(Records provided):
[Start]
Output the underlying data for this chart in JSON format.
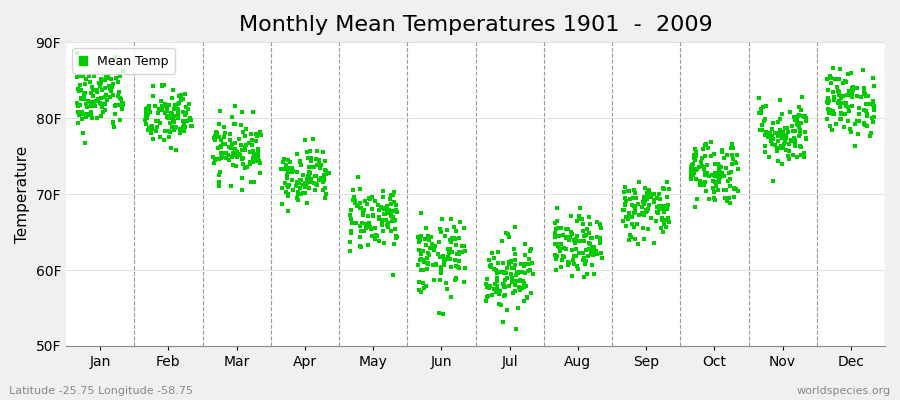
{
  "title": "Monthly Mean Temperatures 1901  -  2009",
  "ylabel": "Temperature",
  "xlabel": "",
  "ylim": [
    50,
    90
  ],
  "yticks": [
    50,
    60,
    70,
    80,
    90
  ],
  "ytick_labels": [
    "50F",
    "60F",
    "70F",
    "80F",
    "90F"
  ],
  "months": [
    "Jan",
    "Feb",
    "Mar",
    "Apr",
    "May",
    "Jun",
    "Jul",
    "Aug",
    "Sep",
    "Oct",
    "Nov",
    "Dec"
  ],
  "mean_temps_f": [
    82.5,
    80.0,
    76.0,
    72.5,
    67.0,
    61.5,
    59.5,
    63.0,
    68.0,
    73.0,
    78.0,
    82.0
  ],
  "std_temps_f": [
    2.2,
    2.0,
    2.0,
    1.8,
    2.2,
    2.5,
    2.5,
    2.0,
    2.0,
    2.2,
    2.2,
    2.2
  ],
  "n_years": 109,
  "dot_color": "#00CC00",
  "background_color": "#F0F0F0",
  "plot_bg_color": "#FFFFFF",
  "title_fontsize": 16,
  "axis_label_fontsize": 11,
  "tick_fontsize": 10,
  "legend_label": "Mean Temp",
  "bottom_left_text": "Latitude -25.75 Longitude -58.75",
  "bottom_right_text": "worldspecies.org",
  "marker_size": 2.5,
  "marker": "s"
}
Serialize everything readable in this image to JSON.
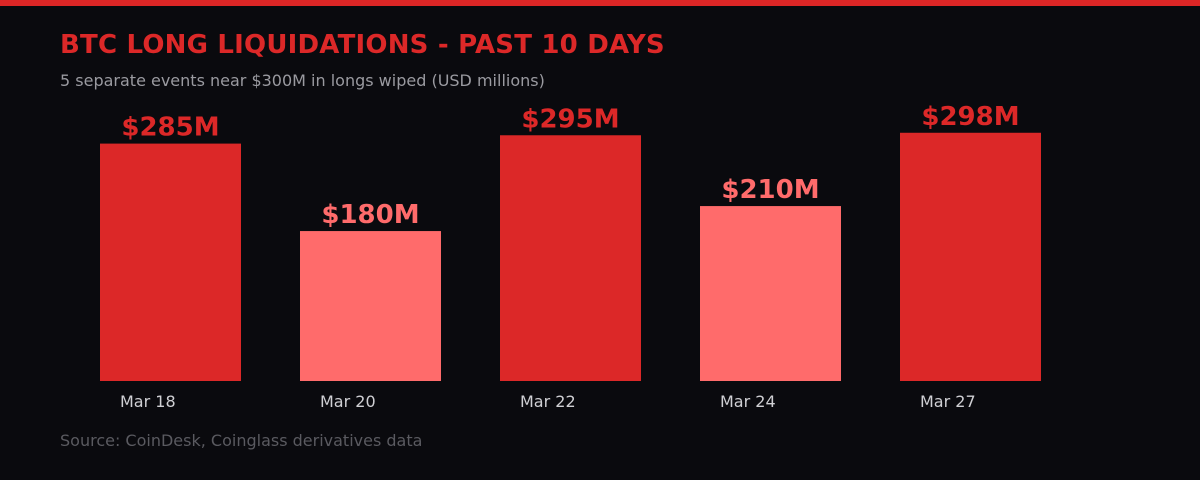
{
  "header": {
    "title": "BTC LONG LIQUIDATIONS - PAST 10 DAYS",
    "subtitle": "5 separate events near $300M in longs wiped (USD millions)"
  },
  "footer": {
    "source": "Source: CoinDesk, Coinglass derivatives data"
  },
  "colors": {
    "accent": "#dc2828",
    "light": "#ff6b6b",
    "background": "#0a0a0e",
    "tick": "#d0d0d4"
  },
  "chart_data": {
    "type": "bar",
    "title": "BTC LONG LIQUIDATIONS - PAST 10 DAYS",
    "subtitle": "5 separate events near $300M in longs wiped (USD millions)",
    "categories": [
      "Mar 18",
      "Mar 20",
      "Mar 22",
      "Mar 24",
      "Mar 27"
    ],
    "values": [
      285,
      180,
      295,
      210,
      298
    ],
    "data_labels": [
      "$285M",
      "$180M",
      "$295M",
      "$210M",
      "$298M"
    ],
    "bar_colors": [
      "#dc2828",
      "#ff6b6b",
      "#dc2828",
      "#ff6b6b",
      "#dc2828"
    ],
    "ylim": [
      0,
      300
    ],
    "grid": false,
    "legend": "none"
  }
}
[End]
(Requirement):
In the entries above, count each line with "JSON"; reply with the total only.

(Expected answer):
2